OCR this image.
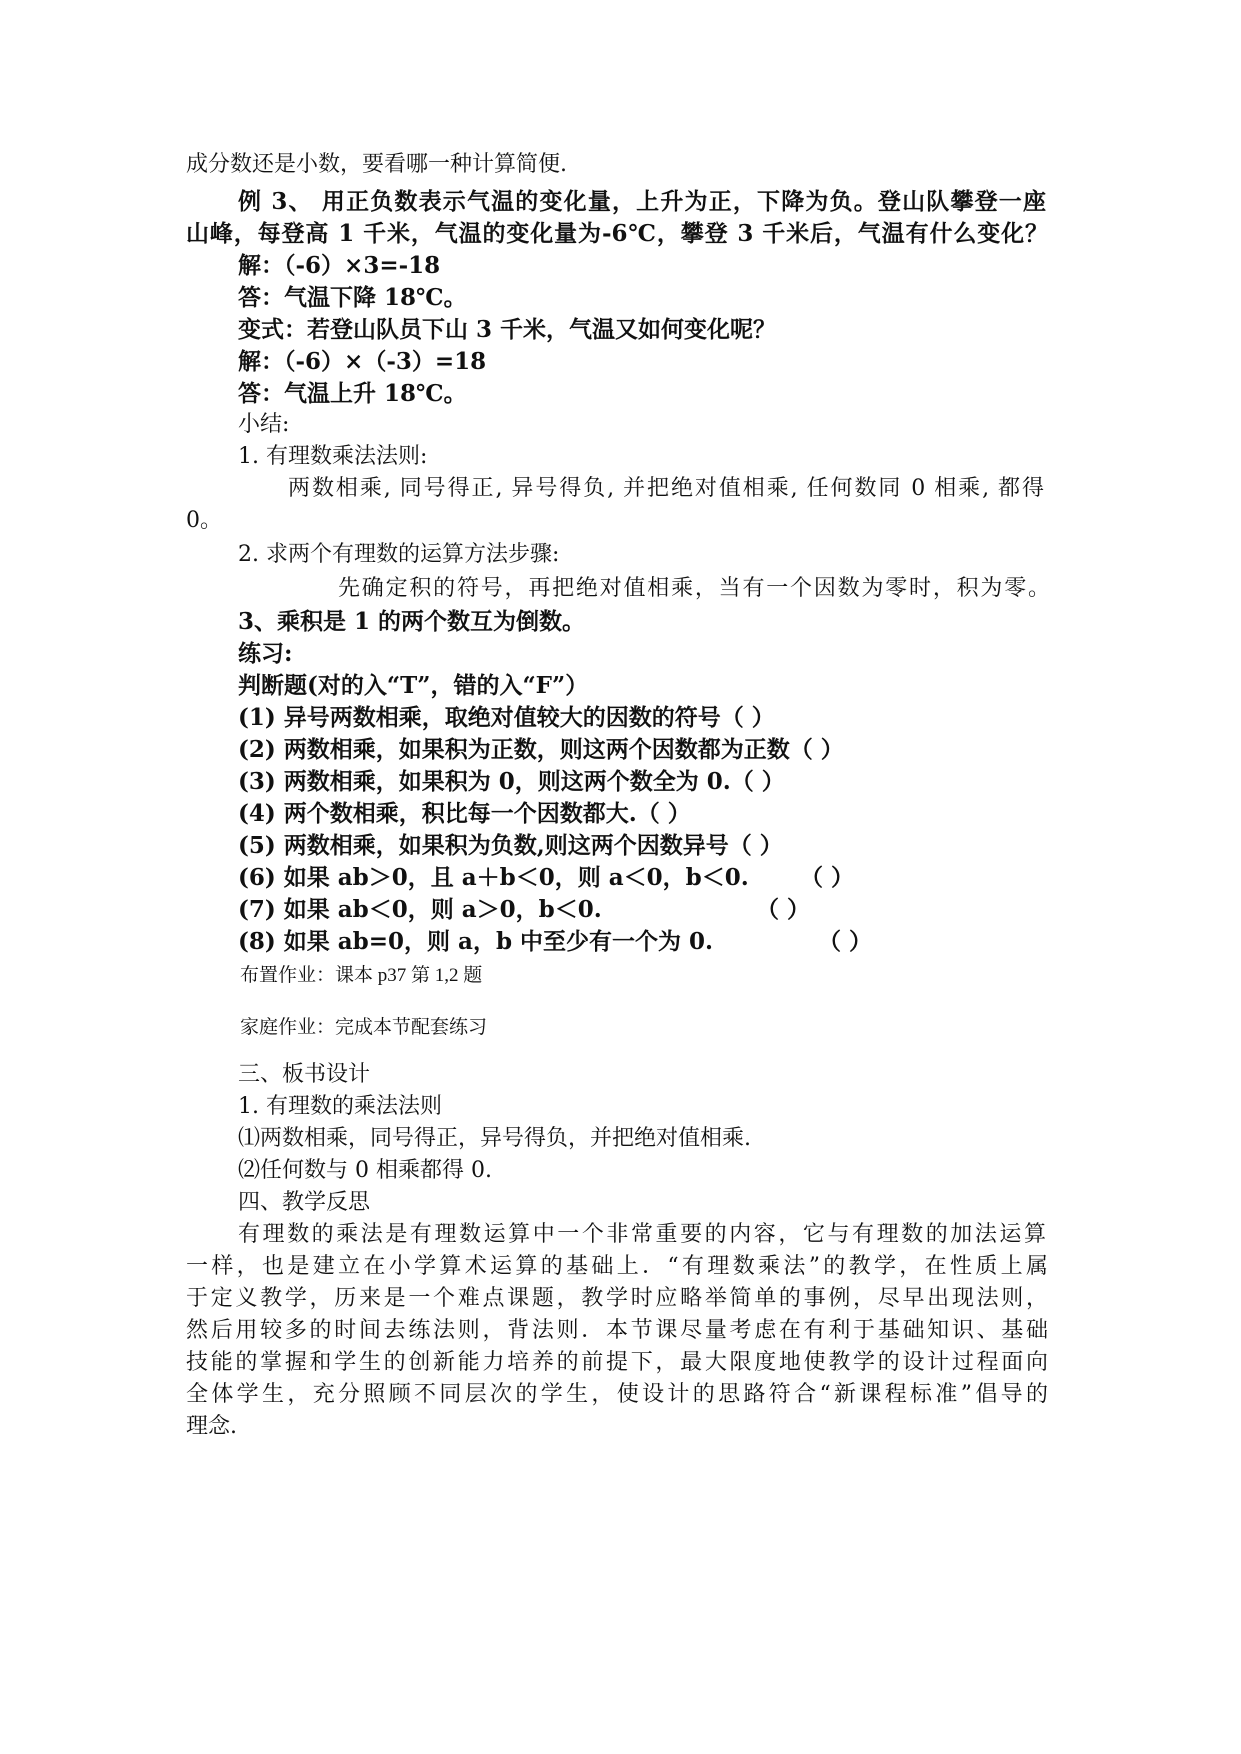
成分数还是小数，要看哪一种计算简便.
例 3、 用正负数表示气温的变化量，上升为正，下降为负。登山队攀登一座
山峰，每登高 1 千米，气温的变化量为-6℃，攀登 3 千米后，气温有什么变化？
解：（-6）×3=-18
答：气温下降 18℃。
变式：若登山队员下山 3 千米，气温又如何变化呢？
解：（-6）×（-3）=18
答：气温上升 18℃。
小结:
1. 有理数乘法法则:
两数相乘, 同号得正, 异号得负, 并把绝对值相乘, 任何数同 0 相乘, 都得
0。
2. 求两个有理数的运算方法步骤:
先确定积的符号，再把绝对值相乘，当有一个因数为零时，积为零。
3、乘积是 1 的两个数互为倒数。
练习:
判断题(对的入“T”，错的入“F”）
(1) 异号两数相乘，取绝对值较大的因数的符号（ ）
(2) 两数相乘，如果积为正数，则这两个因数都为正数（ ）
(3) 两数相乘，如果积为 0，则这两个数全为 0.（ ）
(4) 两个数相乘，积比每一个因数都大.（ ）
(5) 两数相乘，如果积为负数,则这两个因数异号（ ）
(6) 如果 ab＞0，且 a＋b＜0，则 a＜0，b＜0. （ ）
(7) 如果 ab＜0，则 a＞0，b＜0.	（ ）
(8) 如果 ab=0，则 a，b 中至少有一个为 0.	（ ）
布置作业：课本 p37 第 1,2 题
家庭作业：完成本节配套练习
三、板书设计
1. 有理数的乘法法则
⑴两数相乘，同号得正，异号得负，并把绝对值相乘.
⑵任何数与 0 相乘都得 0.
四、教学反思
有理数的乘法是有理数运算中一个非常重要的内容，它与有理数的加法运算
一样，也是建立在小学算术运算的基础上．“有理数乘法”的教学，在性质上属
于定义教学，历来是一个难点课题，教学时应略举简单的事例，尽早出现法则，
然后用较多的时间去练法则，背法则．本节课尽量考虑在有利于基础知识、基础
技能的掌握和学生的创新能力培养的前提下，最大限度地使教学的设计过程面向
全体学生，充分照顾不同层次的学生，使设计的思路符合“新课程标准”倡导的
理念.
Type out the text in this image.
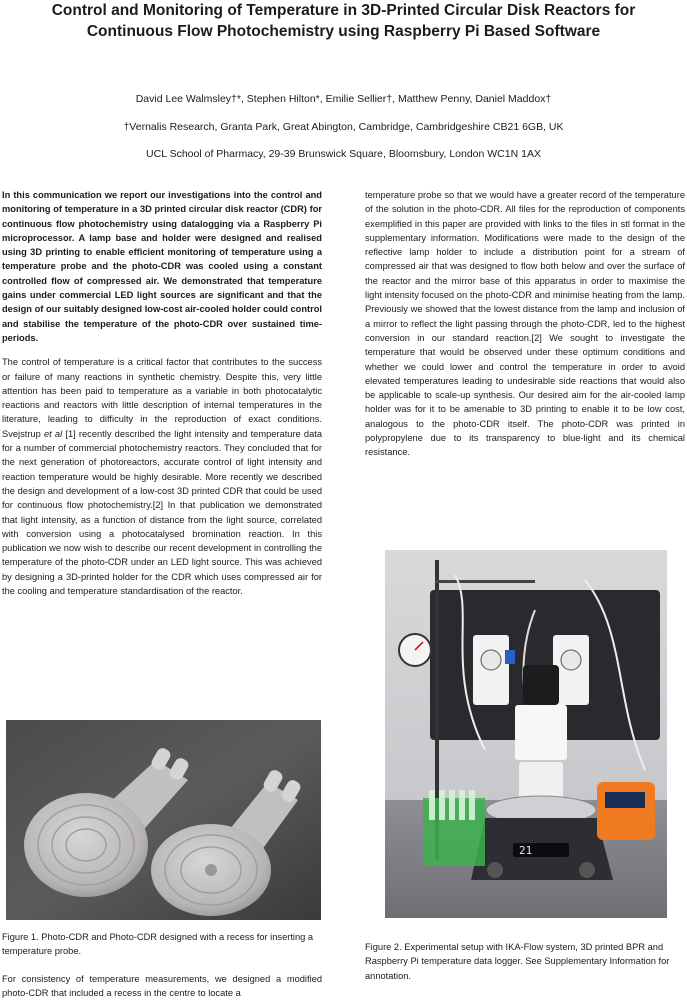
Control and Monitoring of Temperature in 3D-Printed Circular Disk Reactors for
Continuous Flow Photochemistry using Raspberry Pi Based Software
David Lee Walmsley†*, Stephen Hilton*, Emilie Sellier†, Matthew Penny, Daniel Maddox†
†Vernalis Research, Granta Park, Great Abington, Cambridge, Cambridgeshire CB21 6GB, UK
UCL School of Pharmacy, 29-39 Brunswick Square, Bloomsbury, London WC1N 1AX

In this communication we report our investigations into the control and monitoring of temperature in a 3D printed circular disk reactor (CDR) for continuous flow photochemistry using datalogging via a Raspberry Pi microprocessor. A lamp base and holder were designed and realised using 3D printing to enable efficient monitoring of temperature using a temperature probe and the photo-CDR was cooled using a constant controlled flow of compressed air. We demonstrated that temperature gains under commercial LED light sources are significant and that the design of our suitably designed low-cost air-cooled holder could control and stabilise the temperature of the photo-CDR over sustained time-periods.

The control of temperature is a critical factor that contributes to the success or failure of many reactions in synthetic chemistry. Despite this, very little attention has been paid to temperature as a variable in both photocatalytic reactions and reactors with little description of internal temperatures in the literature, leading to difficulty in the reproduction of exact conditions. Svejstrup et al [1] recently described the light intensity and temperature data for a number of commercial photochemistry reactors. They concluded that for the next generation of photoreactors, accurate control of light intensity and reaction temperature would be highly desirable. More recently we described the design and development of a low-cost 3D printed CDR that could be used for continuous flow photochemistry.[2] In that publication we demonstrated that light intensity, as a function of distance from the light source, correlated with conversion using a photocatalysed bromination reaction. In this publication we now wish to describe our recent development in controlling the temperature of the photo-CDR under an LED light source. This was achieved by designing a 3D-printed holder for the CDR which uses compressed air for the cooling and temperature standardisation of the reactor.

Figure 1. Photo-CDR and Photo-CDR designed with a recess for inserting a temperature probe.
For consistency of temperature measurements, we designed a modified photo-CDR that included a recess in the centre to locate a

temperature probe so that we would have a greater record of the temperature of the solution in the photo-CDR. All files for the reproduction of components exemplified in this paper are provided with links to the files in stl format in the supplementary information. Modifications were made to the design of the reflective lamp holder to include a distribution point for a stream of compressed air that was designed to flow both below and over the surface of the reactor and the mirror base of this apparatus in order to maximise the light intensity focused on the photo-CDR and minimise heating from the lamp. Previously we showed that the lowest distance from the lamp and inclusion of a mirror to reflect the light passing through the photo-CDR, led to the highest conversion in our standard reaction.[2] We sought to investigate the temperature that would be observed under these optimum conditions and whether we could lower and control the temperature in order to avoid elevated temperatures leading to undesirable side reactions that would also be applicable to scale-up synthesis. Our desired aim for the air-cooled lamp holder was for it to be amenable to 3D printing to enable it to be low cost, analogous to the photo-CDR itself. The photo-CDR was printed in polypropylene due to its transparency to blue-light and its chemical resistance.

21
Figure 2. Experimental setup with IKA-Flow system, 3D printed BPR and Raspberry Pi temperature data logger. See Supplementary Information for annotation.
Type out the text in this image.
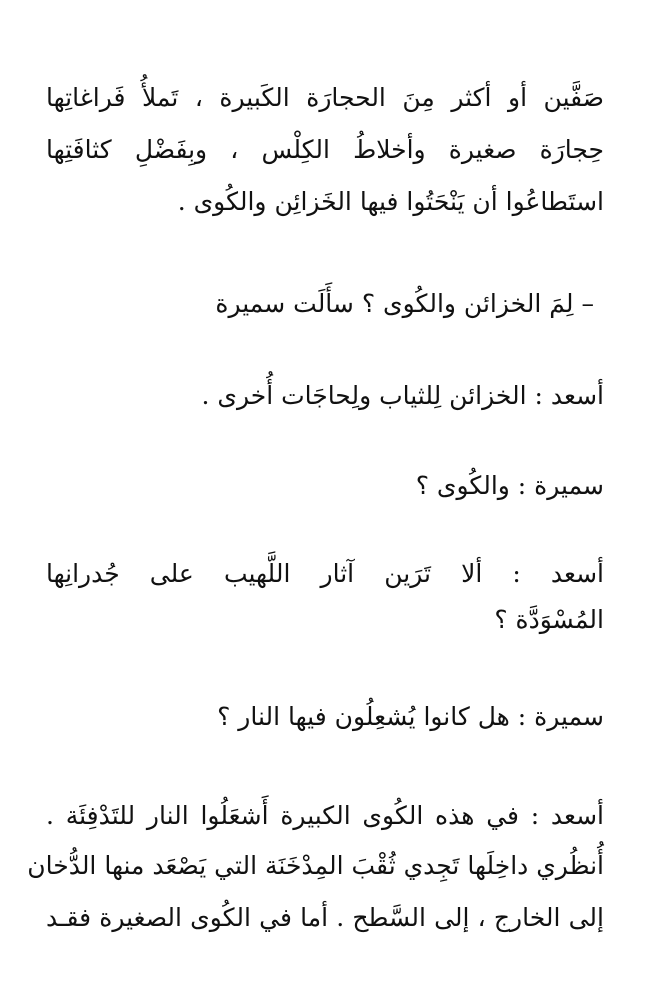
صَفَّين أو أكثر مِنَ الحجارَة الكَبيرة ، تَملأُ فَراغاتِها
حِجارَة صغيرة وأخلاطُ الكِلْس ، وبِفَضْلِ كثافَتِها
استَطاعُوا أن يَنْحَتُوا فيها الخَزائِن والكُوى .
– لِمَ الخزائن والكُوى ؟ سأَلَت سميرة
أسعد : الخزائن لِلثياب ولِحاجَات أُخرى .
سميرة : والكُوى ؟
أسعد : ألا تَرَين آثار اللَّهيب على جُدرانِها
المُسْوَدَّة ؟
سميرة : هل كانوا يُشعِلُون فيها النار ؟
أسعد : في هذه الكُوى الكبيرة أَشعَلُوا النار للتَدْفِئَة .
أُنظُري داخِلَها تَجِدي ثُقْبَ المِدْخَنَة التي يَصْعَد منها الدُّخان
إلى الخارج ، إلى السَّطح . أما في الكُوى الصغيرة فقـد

▶ [Instructions for the task] Copy every line of the listing containing the string "异号得负".

▶ [Full response]
两数相乘, 同号得正, 异号得负, 并把绝对值相乘, 任何数同 0 相乘, 都得
⑴两数相乘，同号得正，异号得负，并把绝对值相乘.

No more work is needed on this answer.